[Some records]
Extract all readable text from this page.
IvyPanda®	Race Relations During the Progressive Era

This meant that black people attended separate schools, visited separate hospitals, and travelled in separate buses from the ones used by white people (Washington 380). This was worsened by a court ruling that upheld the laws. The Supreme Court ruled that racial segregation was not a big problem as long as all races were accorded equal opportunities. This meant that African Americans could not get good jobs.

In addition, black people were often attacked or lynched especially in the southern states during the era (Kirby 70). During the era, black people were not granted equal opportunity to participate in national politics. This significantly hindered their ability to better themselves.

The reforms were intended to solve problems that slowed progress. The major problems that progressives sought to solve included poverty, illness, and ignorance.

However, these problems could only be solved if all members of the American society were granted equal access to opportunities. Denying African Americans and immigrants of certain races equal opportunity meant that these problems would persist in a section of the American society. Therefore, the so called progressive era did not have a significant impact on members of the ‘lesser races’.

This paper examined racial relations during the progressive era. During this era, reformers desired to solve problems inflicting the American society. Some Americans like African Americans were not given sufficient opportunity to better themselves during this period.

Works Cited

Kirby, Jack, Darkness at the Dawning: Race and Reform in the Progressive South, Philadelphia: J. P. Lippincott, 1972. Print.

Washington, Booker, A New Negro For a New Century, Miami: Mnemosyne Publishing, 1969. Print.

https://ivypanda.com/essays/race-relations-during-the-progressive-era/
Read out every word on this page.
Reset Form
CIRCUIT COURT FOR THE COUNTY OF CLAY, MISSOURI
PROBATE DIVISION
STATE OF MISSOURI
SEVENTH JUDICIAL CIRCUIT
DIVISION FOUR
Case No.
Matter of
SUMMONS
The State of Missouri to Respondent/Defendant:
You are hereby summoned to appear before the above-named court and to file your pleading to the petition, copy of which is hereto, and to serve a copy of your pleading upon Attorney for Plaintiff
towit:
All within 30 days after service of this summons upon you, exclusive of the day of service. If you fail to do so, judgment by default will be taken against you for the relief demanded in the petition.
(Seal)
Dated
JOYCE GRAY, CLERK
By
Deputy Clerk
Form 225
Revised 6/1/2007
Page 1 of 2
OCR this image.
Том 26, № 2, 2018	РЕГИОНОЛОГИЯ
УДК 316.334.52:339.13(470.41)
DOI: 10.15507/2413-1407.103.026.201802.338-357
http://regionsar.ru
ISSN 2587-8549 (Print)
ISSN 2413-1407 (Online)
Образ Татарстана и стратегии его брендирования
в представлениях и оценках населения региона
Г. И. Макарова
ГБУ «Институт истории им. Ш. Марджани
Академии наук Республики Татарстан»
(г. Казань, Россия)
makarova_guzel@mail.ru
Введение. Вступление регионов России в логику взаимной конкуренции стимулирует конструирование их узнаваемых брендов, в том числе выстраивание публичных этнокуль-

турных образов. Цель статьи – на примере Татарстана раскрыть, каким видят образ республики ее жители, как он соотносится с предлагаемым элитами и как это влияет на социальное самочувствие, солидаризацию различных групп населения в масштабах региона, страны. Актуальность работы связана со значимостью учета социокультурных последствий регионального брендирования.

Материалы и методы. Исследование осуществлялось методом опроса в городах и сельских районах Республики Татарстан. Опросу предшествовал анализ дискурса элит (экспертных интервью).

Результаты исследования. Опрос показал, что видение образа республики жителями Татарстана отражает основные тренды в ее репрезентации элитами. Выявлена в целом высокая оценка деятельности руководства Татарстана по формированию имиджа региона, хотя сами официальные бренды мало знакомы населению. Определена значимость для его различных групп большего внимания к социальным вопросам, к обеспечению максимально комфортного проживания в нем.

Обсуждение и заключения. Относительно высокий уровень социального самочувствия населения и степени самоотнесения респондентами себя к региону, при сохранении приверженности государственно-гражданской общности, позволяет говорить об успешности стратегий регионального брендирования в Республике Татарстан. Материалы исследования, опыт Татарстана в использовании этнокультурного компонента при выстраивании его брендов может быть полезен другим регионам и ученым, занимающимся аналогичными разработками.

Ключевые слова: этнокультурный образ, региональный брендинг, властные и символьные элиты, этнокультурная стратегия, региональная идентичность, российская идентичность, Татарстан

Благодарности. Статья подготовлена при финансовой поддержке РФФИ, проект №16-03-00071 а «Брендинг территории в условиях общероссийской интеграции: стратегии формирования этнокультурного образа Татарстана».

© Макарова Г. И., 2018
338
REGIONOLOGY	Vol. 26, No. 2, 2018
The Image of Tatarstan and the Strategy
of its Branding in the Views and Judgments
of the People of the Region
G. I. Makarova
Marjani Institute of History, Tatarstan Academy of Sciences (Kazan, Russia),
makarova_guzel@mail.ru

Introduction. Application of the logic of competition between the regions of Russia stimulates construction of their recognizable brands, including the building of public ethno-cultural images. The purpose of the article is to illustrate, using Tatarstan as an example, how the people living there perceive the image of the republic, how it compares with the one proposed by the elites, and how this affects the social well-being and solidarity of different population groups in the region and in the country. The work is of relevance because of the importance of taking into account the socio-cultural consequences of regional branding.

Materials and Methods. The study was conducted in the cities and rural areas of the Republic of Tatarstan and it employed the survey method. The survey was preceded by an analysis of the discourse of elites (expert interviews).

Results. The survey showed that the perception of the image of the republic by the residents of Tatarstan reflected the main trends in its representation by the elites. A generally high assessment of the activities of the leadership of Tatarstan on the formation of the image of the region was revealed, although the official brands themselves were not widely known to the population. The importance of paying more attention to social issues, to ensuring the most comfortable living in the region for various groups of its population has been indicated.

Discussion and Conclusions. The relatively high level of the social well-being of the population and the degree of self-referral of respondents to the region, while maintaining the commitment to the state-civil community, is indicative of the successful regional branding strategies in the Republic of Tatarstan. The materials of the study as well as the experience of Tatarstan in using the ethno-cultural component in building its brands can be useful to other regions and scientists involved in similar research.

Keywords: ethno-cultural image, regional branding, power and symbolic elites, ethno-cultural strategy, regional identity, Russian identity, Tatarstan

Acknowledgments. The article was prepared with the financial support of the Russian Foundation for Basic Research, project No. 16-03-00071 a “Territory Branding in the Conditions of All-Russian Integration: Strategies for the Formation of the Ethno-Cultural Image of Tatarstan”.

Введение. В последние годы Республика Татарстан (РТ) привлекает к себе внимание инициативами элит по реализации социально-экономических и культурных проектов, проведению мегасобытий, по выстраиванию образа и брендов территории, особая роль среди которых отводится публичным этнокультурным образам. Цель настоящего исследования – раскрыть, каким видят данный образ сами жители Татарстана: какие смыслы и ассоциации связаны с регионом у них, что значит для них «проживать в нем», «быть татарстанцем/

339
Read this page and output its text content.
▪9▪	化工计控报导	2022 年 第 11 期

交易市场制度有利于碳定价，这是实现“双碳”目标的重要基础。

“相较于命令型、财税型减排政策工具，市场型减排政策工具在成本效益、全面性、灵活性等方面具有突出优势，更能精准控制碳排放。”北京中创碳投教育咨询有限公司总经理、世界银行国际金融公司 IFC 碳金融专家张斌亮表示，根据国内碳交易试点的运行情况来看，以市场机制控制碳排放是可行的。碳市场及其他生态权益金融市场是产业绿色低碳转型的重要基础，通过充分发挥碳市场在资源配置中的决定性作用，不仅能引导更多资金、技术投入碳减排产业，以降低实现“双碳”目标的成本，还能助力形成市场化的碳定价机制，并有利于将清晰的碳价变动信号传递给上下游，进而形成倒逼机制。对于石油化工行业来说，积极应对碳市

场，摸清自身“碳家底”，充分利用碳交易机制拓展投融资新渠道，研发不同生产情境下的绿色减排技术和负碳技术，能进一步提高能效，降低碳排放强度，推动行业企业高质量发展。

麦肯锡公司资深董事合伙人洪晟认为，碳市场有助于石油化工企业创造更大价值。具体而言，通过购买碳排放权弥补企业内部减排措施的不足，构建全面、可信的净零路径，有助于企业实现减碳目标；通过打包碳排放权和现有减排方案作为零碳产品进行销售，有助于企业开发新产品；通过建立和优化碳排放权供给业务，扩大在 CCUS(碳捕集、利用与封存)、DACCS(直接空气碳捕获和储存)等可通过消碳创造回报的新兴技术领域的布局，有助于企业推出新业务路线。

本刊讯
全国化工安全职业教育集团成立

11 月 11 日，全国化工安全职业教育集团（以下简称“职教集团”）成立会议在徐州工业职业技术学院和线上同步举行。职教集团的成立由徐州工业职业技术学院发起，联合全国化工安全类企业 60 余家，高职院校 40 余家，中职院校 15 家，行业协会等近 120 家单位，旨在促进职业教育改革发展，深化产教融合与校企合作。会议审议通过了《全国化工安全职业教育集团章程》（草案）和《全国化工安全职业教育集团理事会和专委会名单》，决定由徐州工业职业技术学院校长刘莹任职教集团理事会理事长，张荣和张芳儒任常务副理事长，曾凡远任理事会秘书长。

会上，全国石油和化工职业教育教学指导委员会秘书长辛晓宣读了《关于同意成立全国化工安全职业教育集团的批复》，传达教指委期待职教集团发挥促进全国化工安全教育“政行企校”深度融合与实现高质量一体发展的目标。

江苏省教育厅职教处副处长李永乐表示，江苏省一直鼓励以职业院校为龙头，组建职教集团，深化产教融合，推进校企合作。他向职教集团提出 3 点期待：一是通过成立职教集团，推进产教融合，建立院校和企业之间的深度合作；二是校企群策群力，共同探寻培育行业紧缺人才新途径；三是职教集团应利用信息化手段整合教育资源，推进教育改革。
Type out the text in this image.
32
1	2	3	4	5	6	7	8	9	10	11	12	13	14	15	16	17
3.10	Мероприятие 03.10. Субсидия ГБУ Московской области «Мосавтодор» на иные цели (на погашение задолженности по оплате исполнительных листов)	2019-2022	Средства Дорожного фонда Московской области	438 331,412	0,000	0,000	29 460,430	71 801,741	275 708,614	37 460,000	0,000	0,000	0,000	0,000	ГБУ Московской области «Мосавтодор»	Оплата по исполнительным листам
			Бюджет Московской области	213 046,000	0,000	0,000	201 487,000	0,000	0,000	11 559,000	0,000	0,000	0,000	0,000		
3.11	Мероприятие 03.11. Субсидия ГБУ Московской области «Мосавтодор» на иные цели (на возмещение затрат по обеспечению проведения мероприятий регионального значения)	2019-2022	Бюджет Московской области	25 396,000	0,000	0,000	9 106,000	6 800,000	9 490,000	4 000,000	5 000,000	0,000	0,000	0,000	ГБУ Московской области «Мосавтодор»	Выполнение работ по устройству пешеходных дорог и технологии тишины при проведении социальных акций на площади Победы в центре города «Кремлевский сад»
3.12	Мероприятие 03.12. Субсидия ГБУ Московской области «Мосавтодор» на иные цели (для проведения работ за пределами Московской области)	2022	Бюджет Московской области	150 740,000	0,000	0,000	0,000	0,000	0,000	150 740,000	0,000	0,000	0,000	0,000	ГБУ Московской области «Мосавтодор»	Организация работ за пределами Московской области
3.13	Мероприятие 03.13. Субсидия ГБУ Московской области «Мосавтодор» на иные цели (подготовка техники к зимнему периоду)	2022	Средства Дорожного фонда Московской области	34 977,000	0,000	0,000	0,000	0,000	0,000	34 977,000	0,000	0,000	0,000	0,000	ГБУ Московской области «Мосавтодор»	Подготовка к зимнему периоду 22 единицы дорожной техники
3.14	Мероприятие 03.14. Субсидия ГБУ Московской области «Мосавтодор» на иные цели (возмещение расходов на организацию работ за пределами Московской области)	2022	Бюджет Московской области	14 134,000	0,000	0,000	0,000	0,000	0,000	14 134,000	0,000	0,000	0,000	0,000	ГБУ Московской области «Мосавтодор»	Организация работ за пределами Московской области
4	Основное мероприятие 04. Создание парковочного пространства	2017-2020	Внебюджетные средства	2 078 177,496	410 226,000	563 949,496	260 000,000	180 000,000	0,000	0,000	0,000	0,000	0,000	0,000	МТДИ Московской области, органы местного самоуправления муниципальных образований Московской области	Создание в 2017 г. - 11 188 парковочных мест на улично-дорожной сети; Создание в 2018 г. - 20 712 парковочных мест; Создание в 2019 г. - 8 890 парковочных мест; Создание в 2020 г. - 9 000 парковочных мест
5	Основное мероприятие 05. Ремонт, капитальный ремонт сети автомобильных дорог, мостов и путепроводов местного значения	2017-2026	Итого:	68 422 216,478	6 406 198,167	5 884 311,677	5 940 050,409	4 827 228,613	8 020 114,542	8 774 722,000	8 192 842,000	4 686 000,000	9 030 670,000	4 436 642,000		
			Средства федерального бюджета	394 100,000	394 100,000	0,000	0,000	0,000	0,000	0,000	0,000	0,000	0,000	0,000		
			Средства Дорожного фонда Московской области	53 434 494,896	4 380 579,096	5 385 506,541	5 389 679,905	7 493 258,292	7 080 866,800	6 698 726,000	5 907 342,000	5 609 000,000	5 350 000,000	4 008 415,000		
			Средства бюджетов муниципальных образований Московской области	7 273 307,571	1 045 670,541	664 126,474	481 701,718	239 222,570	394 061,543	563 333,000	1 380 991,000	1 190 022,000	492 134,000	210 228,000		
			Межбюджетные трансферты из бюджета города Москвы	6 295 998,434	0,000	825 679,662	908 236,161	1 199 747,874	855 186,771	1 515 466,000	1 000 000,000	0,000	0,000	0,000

■ GIVEN PROBLEM
Lines that hold "различных" are the ones to copy; find all of them.

■ OUTPUT FOR THIS EXERCISE
турных образов. Цель статьи – на примере Татарстана раскрыть, каким видят образ республики ее жители, как он соотносится с предлагаемым элитами и как это влияет на социальное самочувствие, солидаризацию различных групп населения в масштабах региона, страны. Актуальность работы связана со значимостью учета социокультурных последствий регионального брендирования.
Результаты исследования. Опрос показал, что видение образа республики жителями Татарстана отражает основные тренды в ее репрезентации элитами. Выявлена в целом высокая оценка деятельности руководства Татарстана по формированию имиджа региона, хотя сами официальные бренды мало знакомы населению. Определена значимость для его различных групп большего внимания к социальным вопросам, к обеспечению максимально комфортного проживания в нем.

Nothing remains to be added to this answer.